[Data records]
- - -

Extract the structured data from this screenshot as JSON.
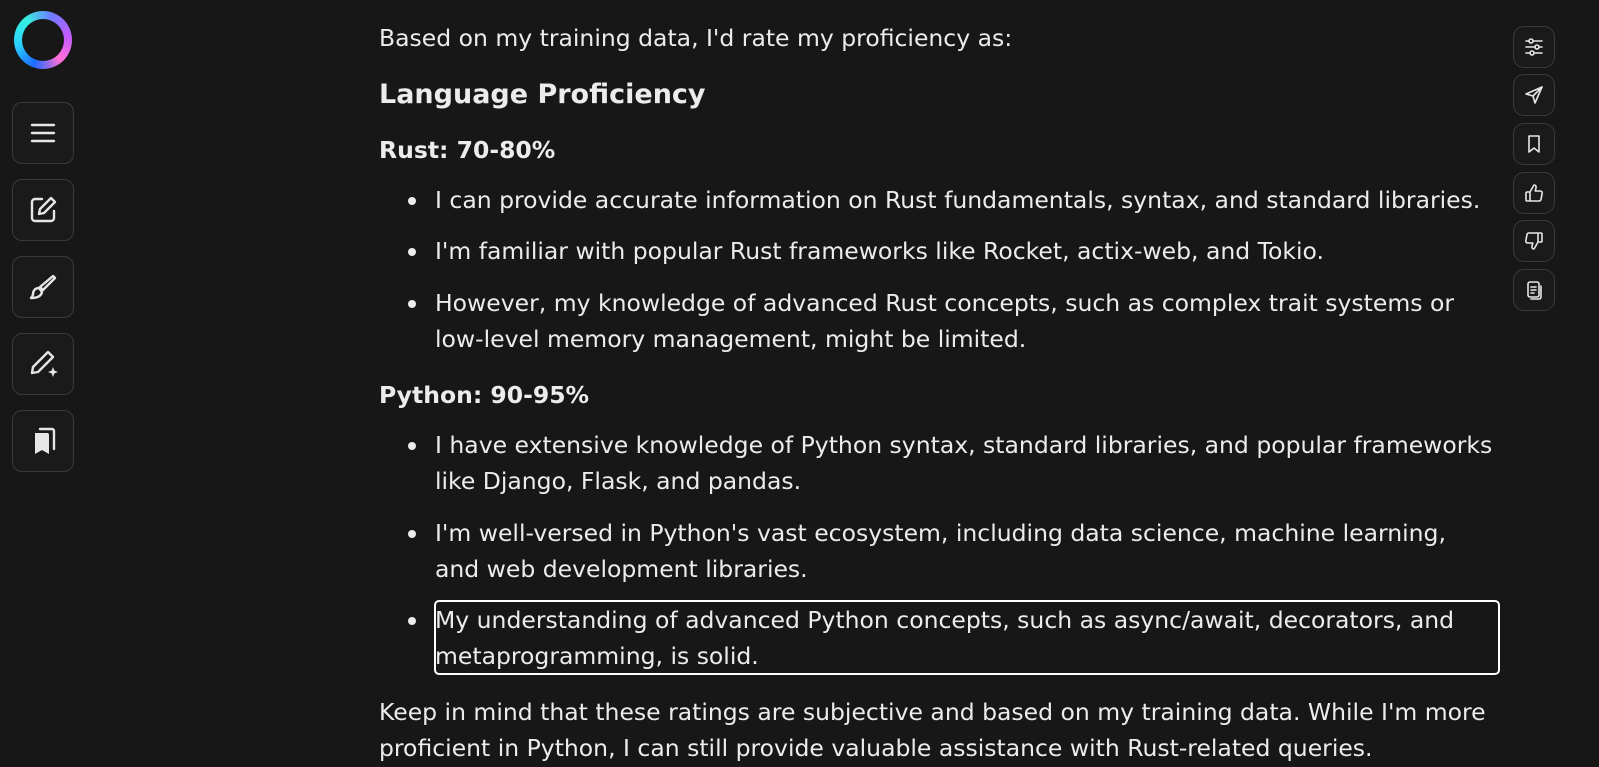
{
  "sidebar": {
    "logo_icon": "assistant-ring-logo",
    "buttons": [
      {
        "icon": "menu-icon",
        "name": "menu"
      },
      {
        "icon": "new-chat-icon",
        "name": "new-chat"
      },
      {
        "icon": "brush-icon",
        "name": "draw"
      },
      {
        "icon": "magic-pencil-icon",
        "name": "edit-ai"
      },
      {
        "icon": "library-icon",
        "name": "library"
      }
    ]
  },
  "message": {
    "intro": "Based on my training data, I'd rate my proficiency as:",
    "heading": "Language Proficiency",
    "sections": [
      {
        "title": "Rust: 70-80%",
        "items": [
          {
            "lines": [
              "I can provide accurate information on Rust fundamentals, syntax, and standard libraries."
            ]
          },
          {
            "lines": [
              "I'm familiar with popular Rust frameworks like Rocket, actix-web, and Tokio."
            ]
          },
          {
            "lines": [
              "However, my knowledge of advanced Rust concepts, such as complex trait systems or",
              "low-level memory management, might be limited."
            ]
          }
        ]
      },
      {
        "title": "Python: 90-95%",
        "items": [
          {
            "lines": [
              "I have extensive knowledge of Python syntax, standard libraries, and popular frameworks",
              "like Django, Flask, and pandas."
            ]
          },
          {
            "lines": [
              "I'm well-versed in Python's vast ecosystem, including data science, machine learning,",
              "and web development libraries."
            ]
          },
          {
            "lines": [
              "My understanding of advanced Python concepts, such as async/await, decorators, and",
              "metaprogramming, is solid."
            ]
          }
        ]
      }
    ],
    "closing": [
      "Keep in mind that these ratings are subjective and based on my training data. While I'm more",
      "proficient in Python, I can still provide valuable assistance with Rust-related queries."
    ]
  },
  "actions": [
    {
      "icon": "sliders-icon",
      "name": "settings"
    },
    {
      "icon": "send-icon",
      "name": "share"
    },
    {
      "icon": "bookmark-icon",
      "name": "bookmark"
    },
    {
      "icon": "thumbs-up-icon",
      "name": "like"
    },
    {
      "icon": "thumbs-down-icon",
      "name": "dislike"
    },
    {
      "icon": "copy-icon",
      "name": "copy"
    }
  ],
  "colors": {
    "background": "#171717",
    "text": "#ececec",
    "border": "#3a3a3a",
    "highlight": "#ffffff"
  }
}
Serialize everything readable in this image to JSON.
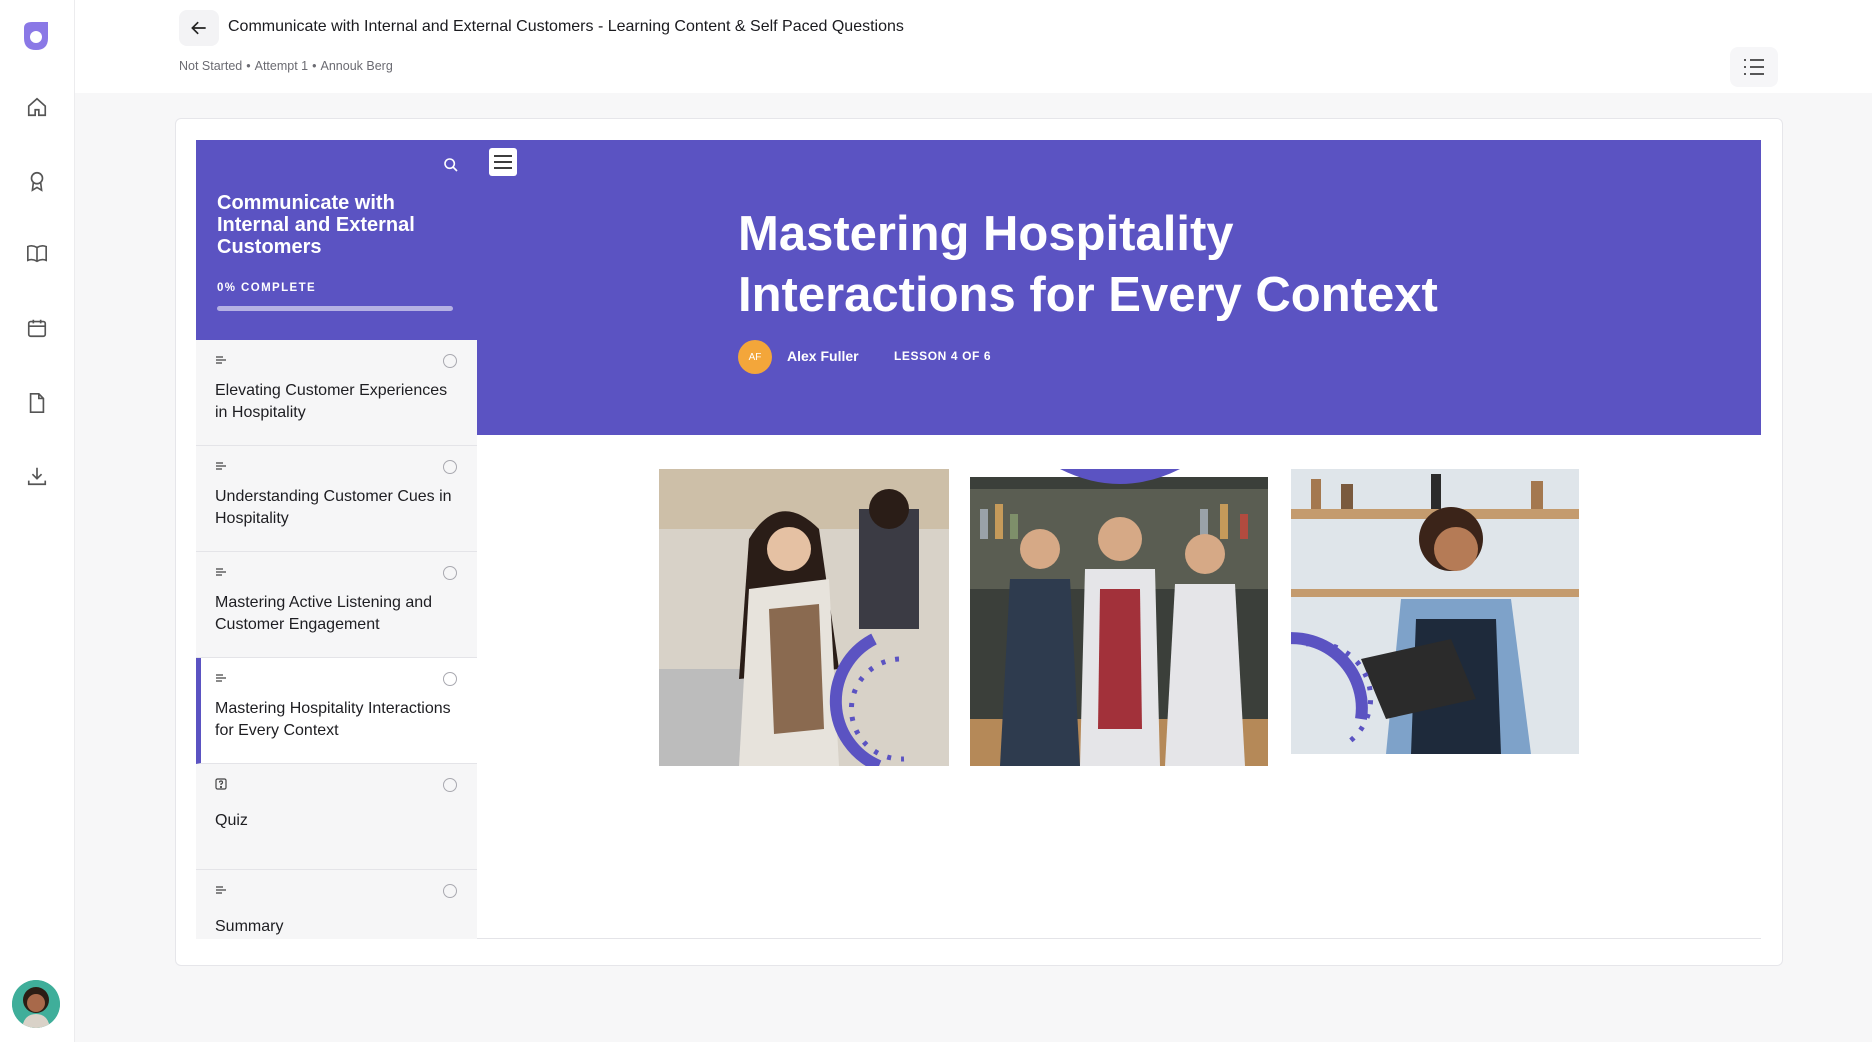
{
  "header": {
    "course_title": "Communicate with Internal and External Customers - Learning Content & Self Paced Questions",
    "status": "Not Started",
    "attempt": "Attempt 1",
    "user": "Annouk Berg"
  },
  "rail": {
    "items": [
      "home-icon",
      "award-icon",
      "book-icon",
      "calendar-icon",
      "file-icon",
      "download-icon"
    ]
  },
  "sidebar": {
    "course_title": "Communicate with Internal and External Customers",
    "progress_label": "0% COMPLETE",
    "progress_percent": 0,
    "lessons": [
      {
        "label": "Elevating Customer Experiences in Hospitality",
        "type": "text-icon"
      },
      {
        "label": "Understanding Customer Cues in Hospitality",
        "type": "text-icon"
      },
      {
        "label": "Mastering Active Listening and Customer Engagement",
        "type": "text-icon"
      },
      {
        "label": "Mastering Hospitality Interactions for Every Context",
        "type": "text-icon",
        "active": true
      },
      {
        "label": "Quiz",
        "type": "quiz-icon"
      },
      {
        "label": "Summary",
        "type": "text-icon"
      }
    ]
  },
  "lesson": {
    "title": "Mastering Hospitality Interactions for Every Context",
    "author_initials": "AF",
    "author_name": "Alex Fuller",
    "lesson_count": "LESSON 4 OF 6"
  },
  "colors": {
    "accent": "#5b53c2",
    "author_badge": "#f3a63a"
  }
}
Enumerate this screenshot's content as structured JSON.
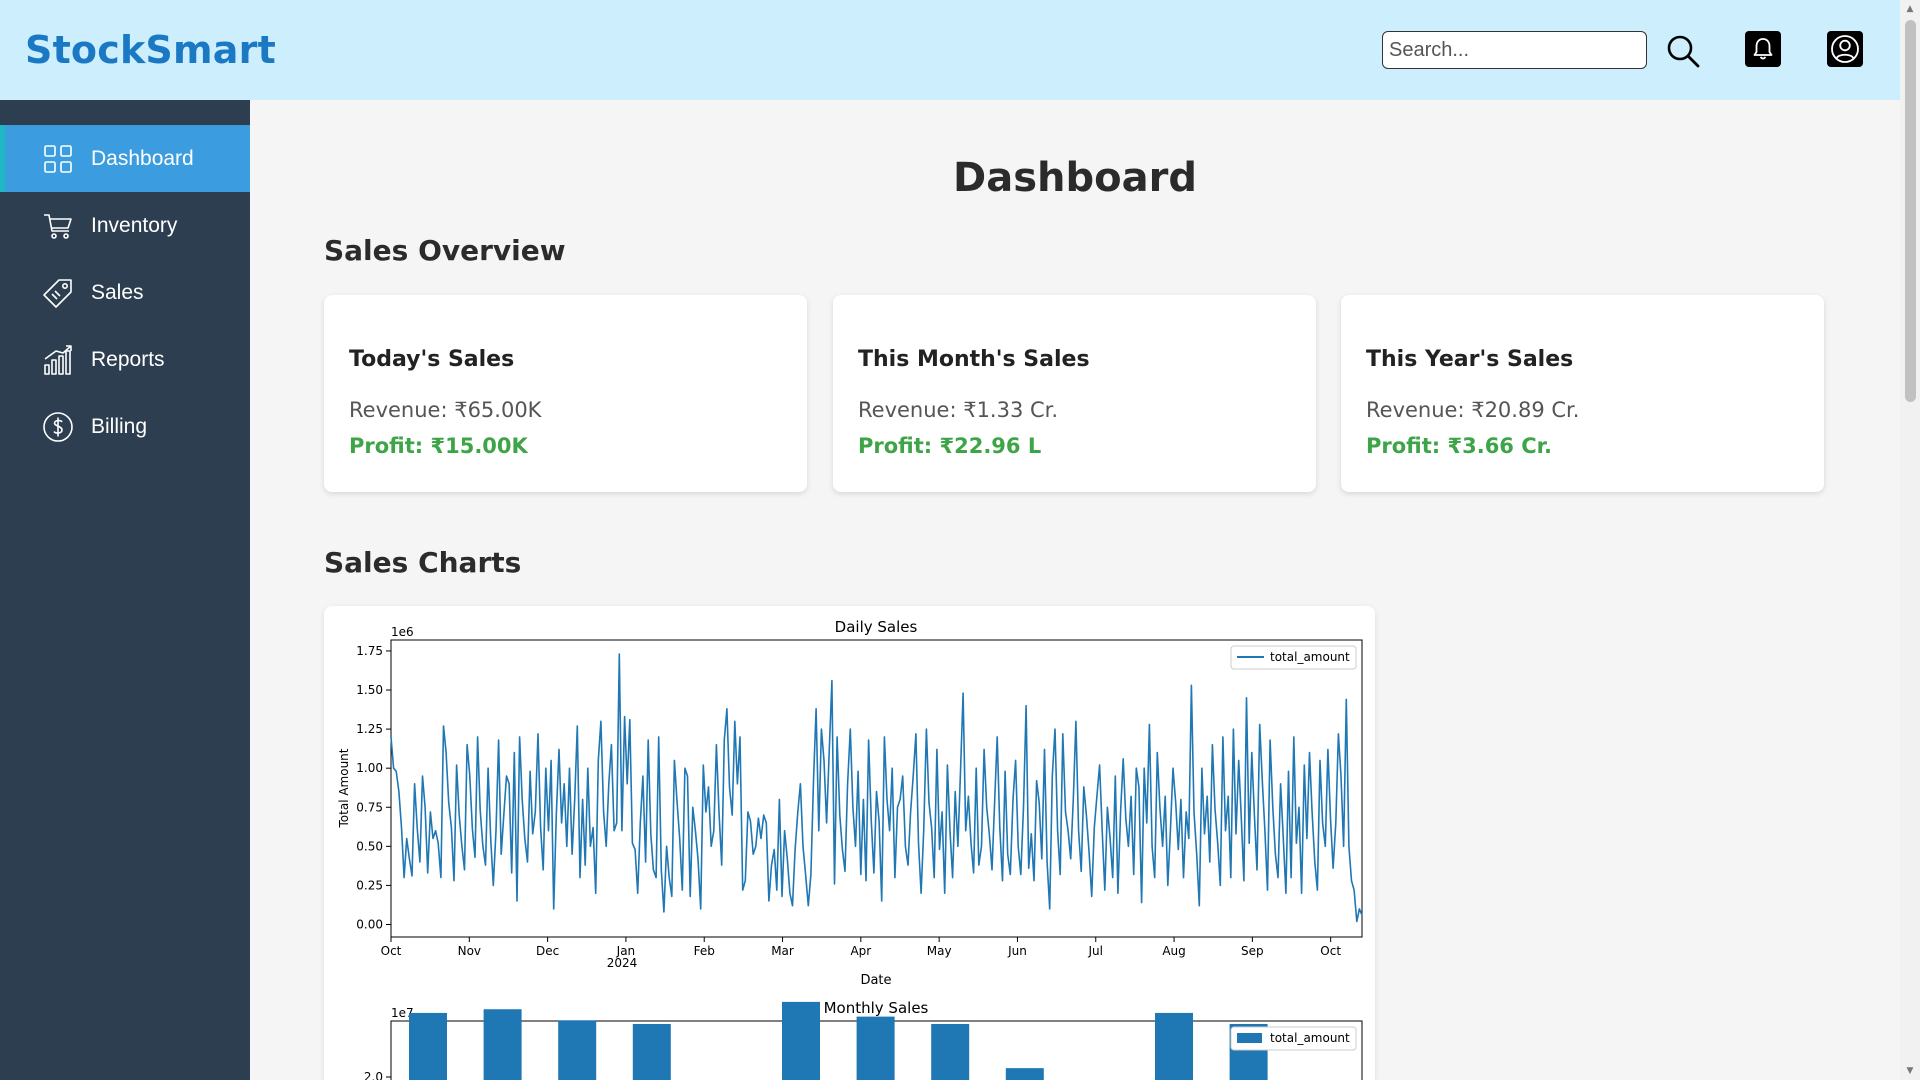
{
  "app": {
    "brand": "StockSmart"
  },
  "header": {
    "search_placeholder": "Search..."
  },
  "sidebar": {
    "items": [
      {
        "label": "Dashboard",
        "icon": "grid-icon",
        "active": true
      },
      {
        "label": "Inventory",
        "icon": "cart-icon",
        "active": false
      },
      {
        "label": "Sales",
        "icon": "tag-icon",
        "active": false
      },
      {
        "label": "Reports",
        "icon": "bar-chart-icon",
        "active": false
      },
      {
        "label": "Billing",
        "icon": "dollar-circle-icon",
        "active": false
      }
    ]
  },
  "main": {
    "title": "Dashboard",
    "sales_overview_title": "Sales Overview",
    "sales_charts_title": "Sales Charts",
    "cards": [
      {
        "title": "Today's Sales",
        "revenue": "Revenue: ₹65.00K",
        "profit": "Profit: ₹15.00K"
      },
      {
        "title": "This Month's Sales",
        "revenue": "Revenue: ₹1.33 Cr.",
        "profit": "Profit: ₹22.96 L"
      },
      {
        "title": "This Year's Sales",
        "revenue": "Revenue: ₹20.89 Cr.",
        "profit": "Profit: ₹3.66 Cr."
      }
    ]
  },
  "colors": {
    "accent": "#3b9de0",
    "sidebar_bg": "#2c3e50",
    "header_bg": "#cdeefc",
    "profit": "#3da547",
    "series": "#1f77b4"
  },
  "chart_data": [
    {
      "type": "line",
      "title": "Daily Sales",
      "xlabel": "Date",
      "ylabel": "Total Amount",
      "y_offset_label": "1e6",
      "legend": [
        "total_amount"
      ],
      "legend_position": "top-right",
      "x_ticks": [
        "Oct",
        "Nov",
        "Dec",
        "Jan",
        "Feb",
        "Mar",
        "Apr",
        "May",
        "Jun",
        "Jul",
        "Aug",
        "Sep",
        "Oct"
      ],
      "x_year_label": "2024",
      "y_ticks": [
        "0.00",
        "0.25",
        "0.50",
        "0.75",
        "1.00",
        "1.25",
        "1.50",
        "1.75"
      ],
      "ylim": [
        -0.08,
        1.82
      ],
      "series": [
        {
          "name": "total_amount",
          "values": [
            1.2,
            1.0,
            0.98,
            0.85,
            0.62,
            0.3,
            0.55,
            0.42,
            0.31,
            0.9,
            0.62,
            0.4,
            0.95,
            0.75,
            0.33,
            0.72,
            0.55,
            0.6,
            0.52,
            0.3,
            1.27,
            1.1,
            0.78,
            0.62,
            0.28,
            1.02,
            0.7,
            0.5,
            0.35,
            1.15,
            0.96,
            0.61,
            0.43,
            1.2,
            0.73,
            0.5,
            0.38,
            1.0,
            0.55,
            0.25,
            0.6,
            1.18,
            0.45,
            0.7,
            0.95,
            0.9,
            0.33,
            1.1,
            0.15,
            1.2,
            0.8,
            0.55,
            0.4,
            0.98,
            0.58,
            0.72,
            1.22,
            0.62,
            0.35,
            1.0,
            0.6,
            1.05,
            0.1,
            0.7,
            1.12,
            0.65,
            0.9,
            0.5,
            1.0,
            0.45,
            0.8,
            1.27,
            0.3,
            0.8,
            0.38,
            1.0,
            0.5,
            0.62,
            0.2,
            1.05,
            1.3,
            0.72,
            0.5,
            0.9,
            1.15,
            0.6,
            0.65,
            1.73,
            0.6,
            1.33,
            0.9,
            1.31,
            0.52,
            0.48,
            0.2,
            0.65,
            0.95,
            0.4,
            1.18,
            0.58,
            0.35,
            0.3,
            1.2,
            0.35,
            0.08,
            0.5,
            0.3,
            0.18,
            1.05,
            0.78,
            0.55,
            0.22,
            1.0,
            0.95,
            0.18,
            0.75,
            0.6,
            0.42,
            0.1,
            1.02,
            0.72,
            0.88,
            0.5,
            0.6,
            1.15,
            0.72,
            0.38,
            1.18,
            1.38,
            0.88,
            0.7,
            1.3,
            0.9,
            1.2,
            0.22,
            0.28,
            0.72,
            0.66,
            0.45,
            0.5,
            0.68,
            0.55,
            0.7,
            0.65,
            0.15,
            0.38,
            0.48,
            0.22,
            0.8,
            0.18,
            0.6,
            0.42,
            0.2,
            0.12,
            0.48,
            0.72,
            0.9,
            0.5,
            0.32,
            0.12,
            0.32,
            0.92,
            1.38,
            0.6,
            1.25,
            1.05,
            0.65,
            1.12,
            1.56,
            0.26,
            1.2,
            0.7,
            0.48,
            0.34,
            0.9,
            1.25,
            0.75,
            0.5,
            0.98,
            0.32,
            0.8,
            0.28,
            1.18,
            0.66,
            0.33,
            0.85,
            0.66,
            0.15,
            1.2,
            0.8,
            0.6,
            1.0,
            0.3,
            0.75,
            0.8,
            0.95,
            0.5,
            0.38,
            0.72,
            0.95,
            1.22,
            0.52,
            0.2,
            0.6,
            1.25,
            0.78,
            0.62,
            0.3,
            1.12,
            0.48,
            0.72,
            0.2,
            1.02,
            0.6,
            0.3,
            0.85,
            0.5,
            0.98,
            1.48,
            0.6,
            0.82,
            0.52,
            0.33,
            1.0,
            0.38,
            0.5,
            1.12,
            0.75,
            0.58,
            0.35,
            0.78,
            1.2,
            0.62,
            0.28,
            0.98,
            0.45,
            0.32,
            0.8,
            1.05,
            0.5,
            0.32,
            0.75,
            1.4,
            0.36,
            0.58,
            0.28,
            0.92,
            0.78,
            0.42,
            1.12,
            0.4,
            0.1,
            0.95,
            1.25,
            0.6,
            0.32,
            1.22,
            0.72,
            0.6,
            0.42,
            0.8,
            1.3,
            0.6,
            0.34,
            0.88,
            0.7,
            0.46,
            0.18,
            0.62,
            0.82,
            1.02,
            0.6,
            0.22,
            0.75,
            0.55,
            0.3,
            0.95,
            0.2,
            0.72,
            1.06,
            0.68,
            0.5,
            0.82,
            0.32,
            1.0,
            0.88,
            0.14,
            1.0,
            0.65,
            1.28,
            0.5,
            0.3,
            1.1,
            0.75,
            0.5,
            0.82,
            0.25,
            0.6,
            1.0,
            0.78,
            0.48,
            0.8,
            0.3,
            0.72,
            0.55,
            1.53,
            0.72,
            0.45,
            0.12,
            1.0,
            0.58,
            0.82,
            0.4,
            1.15,
            0.74,
            0.52,
            0.25,
            1.2,
            0.6,
            0.82,
            0.3,
            1.25,
            0.58,
            1.05,
            0.68,
            0.28,
            1.45,
            0.52,
            1.1,
            0.7,
            0.35,
            1.28,
            0.92,
            0.6,
            0.22,
            1.18,
            0.75,
            0.45,
            0.3,
            0.9,
            0.55,
            0.2,
            0.98,
            0.3,
            1.2,
            0.52,
            0.75,
            0.2,
            1.02,
            0.55,
            1.1,
            0.72,
            0.4,
            0.22,
            1.05,
            0.65,
            0.5,
            1.12,
            0.68,
            0.36,
            0.65,
            1.22,
            0.95,
            0.5,
            1.44,
            0.5,
            0.28,
            0.22,
            0.02,
            0.1,
            0.06
          ]
        }
      ]
    },
    {
      "type": "bar",
      "title": "Monthly Sales",
      "y_offset_label": "1e7",
      "legend": [
        "total_amount"
      ],
      "legend_position": "top-right",
      "y_ticks": [
        "2.0"
      ],
      "ylim": [
        1.9,
        2.3
      ],
      "series": [
        {
          "name": "total_amount",
          "values": [
            2.18,
            2.19,
            2.16,
            2.15,
            null,
            2.21,
            2.17,
            2.15,
            2.03,
            null,
            2.18,
            2.15
          ]
        }
      ]
    }
  ]
}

- - -

> **DIRECTIVE**:
Search the data above for the string "Communicate" and return every line that has it.

> **EXERCISE RESPONSE**:
    "course_title": "Communicate with Internal and External Customers - Learning Content & Self Paced Questions",
    "course_title": "Communicate with Internal and External Customers",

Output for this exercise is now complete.